▶ PROBLEMS TO WORK ON
(1) Answer each question from the passage on electric field inversion below, and mark your answers (a), (b) and (c).
(a) What quantity was compared with the DAVE4VM reference estimate to find the optimal value of U?
(b) Within how many degrees of the central meridian did the centre of the AR have to be during the electric field inversion?
(c) What improved when the masking of the magnetograms was omitted?
(2) Summarize the passage on electric field inversion below in two sentences.

▶ PASSAGE PROVIDED
To find the optimal value of U, under the assumption that it is a constant both temporally and spatially, we minimised the root mean square error between the total photospheric energy injection (the vertical Poynting flux integrated over time and area) of the electric fields computed using a given U and a reference estimate calculated using DAVE4VM (Differential Affine Velocity Estimator for Vector Magnetograms; Schuck 2008). This electric field inversion process was carried out while the centre of the AR was within 50 degrees from the central meridian in order to reduce the impact of data quality degradation close to the limb (Sun & Norton 2017). Consequently, and for the same reason, all coronal simulations began while the AR was within ∼50 degrees of the central meridian. This resulted in the AR having already emerged by the start of the simulation time, although it had already partially emerged when it appeared at the limb. We note that while previous studies (see e.g. Kazachenko et al. 2014; Lumme et al. 2017; Pomoell et al. 2019; Price et al. 2019) had the magnetograms masked such that pixels for which the total field was below a given threshold were set to zero, in our study, no masking was applied. Omitting the masking was, in this case, found to result in a slightly better agreement with DAVE4VM in terms of the injection of photospheric relative helicity. The coronal evolution was found to be very similar in both cases, so henceforth we discuss only the unmasked case.

▶ GIVEN INFORMATION
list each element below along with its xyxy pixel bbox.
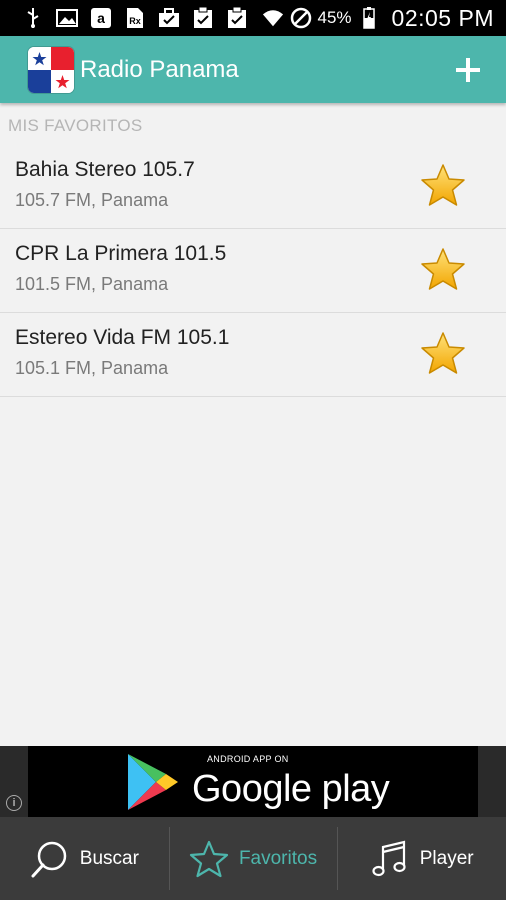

▶ TASK-BY-TASK SOLUTIONS
(1)
(a) The total photospheric energy injection, meaning the vertical Poynting flux integrated over time and area. The root mean square error between it and the DAVE4VM estimate was minimised.
(b) Within 50 degrees.
(c) Agreement with DAVE4VM on the injection of photospheric relative helicity was slightly better.

(2) The optimal constant value of U was found by minimising the root mean square error between the photospheric energy injection of the computed electric fields and a DAVE4VM reference estimate. To limit data degradation near the limb, the inversion and the coronal simulations were run while the AR was within about 50 degrees of the central meridian, and no masking was applied to the magnetograms because leaving it out gave slightly better helicity agreement with DAVE4VM.